(Data excerpts)
────────
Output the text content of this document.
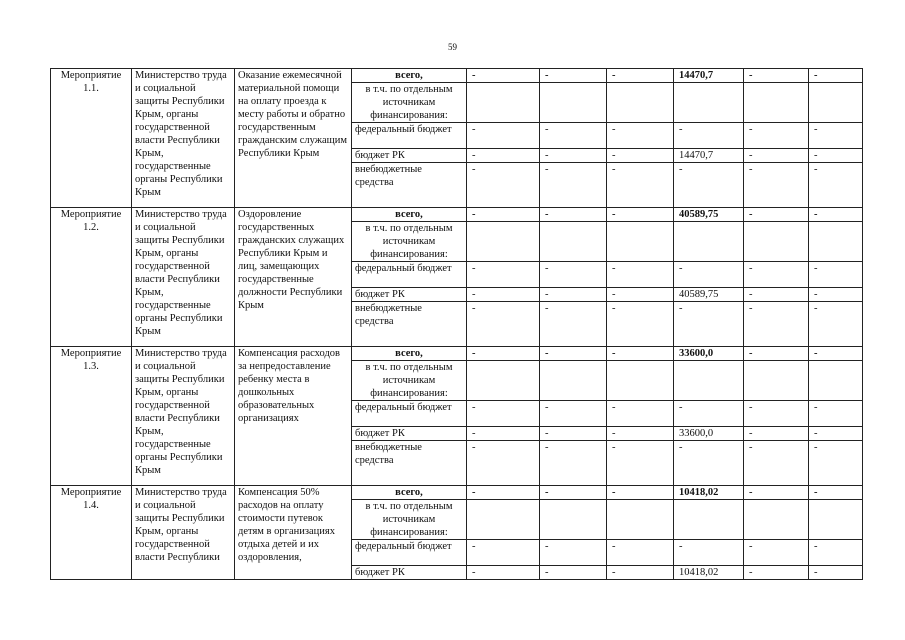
59
Мероприятие 1.1.	Министерство труда и социальной защиты Республики Крым, органы государственной власти Республики Крым, государственные органы Республики Крым	Оказание ежемесячной материальной помощи на оплату проезда к месту работы и обратно государственным гражданским служащим Республики Крым	всего,	-	-	-	14470,7	-	-
			в т.ч. по отдельным источникам финансирования:						
			федеральный бюджет	-	-	-	-	-	-
			бюджет РК	-	-	-	14470,7	-	-
			внебюджетные средства	-	-	-	-	-	-
Мероприятие 1.2.	Министерство труда и социальной защиты Республики Крым, органы государственной власти Республики Крым, государственные органы Республики Крым	Оздоровление государственных гражданских служащих Республики Крым и лиц, замещающих государственные должности Республики Крым	всего,	-	-	-	40589,75	-	-
			в т.ч. по отдельным источникам финансирования:						
			федеральный бюджет	-	-	-	-	-	-
			бюджет РК	-	-	-	40589,75	-	-
			внебюджетные средства	-	-	-	-	-	-
Мероприятие 1.3.	Министерство труда и социальной защиты Республики Крым, органы государственной власти Республики Крым, государственные органы Республики Крым	Компенсация расходов за непредоставление ребенку места в дошкольных образовательных организациях	всего,	-	-	-	33600,0	-	-
			в т.ч. по отдельным источникам финансирования:						
			федеральный бюджет	-	-	-	-	-	-
			бюджет РК	-	-	-	33600,0	-	-
			внебюджетные средства	-	-	-	-	-	-
Мероприятие 1.4.	Министерство труда и социальной защиты Республики Крым, органы государственной власти Республики	Компенсация 50% расходов на оплату стоимости путевок детям в организациях отдыха детей и их оздоровления,	всего,	-	-	-	10418,02	-	-
			в т.ч. по отдельным источникам финансирования:						
			федеральный бюджет	-	-	-	-	-	-
			бюджет РК	-	-	-	10418,02	-	-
────────
_WHAT TO PRODUCE:_
Transcribe the records above exactly, omitting every picture they contain.

_TASK SOLUTION:_
Output the text content of this document.
59
Мероприятие 1.1.	Министерство труда и социальной защиты Республики Крым, органы государственной власти Республики Крым, государственные органы Республики Крым	Оказание ежемесячной материальной помощи на оплату проезда к месту работы и обратно государственным гражданским служащим Республики Крым	всего,	-	-	-	14470,7	-	-
			в т.ч. по отдельным источникам финансирования:						
			федеральный бюджет	-	-	-	-	-	-
			бюджет РК	-	-	-	14470,7	-	-
			внебюджетные средства	-	-	-	-	-	-
Мероприятие 1.2.	Министерство труда и социальной защиты Республики Крым, органы государственной власти Республики Крым, государственные органы Республики Крым	Оздоровление государственных гражданских служащих Республики Крым и лиц, замещающих государственные должности Республики Крым	всего,	-	-	-	40589,75	-	-
			в т.ч. по отдельным источникам финансирования:						
			федеральный бюджет	-	-	-	-	-	-
			бюджет РК	-	-	-	40589,75	-	-
			внебюджетные средства	-	-	-	-	-	-
Мероприятие 1.3.	Министерство труда и социальной защиты Республики Крым, органы государственной власти Республики Крым, государственные органы Республики Крым	Компенсация расходов за непредоставление ребенку места в дошкольных образовательных организациях	всего,	-	-	-	33600,0	-	-
			в т.ч. по отдельным источникам финансирования:						
			федеральный бюджет	-	-	-	-	-	-
			бюджет РК	-	-	-	33600,0	-	-
			внебюджетные средства	-	-	-	-	-	-
Мероприятие 1.4.	Министерство труда и социальной защиты Республики Крым, органы государственной власти Республики	Компенсация 50% расходов на оплату стоимости путевок детям в организациях отдыха детей и их оздоровления,	всего,	-	-	-	10418,02	-	-
			в т.ч. по отдельным источникам финансирования:						
			федеральный бюджет	-	-	-	-	-	-
			бюджет РК	-	-	-	10418,02	-	-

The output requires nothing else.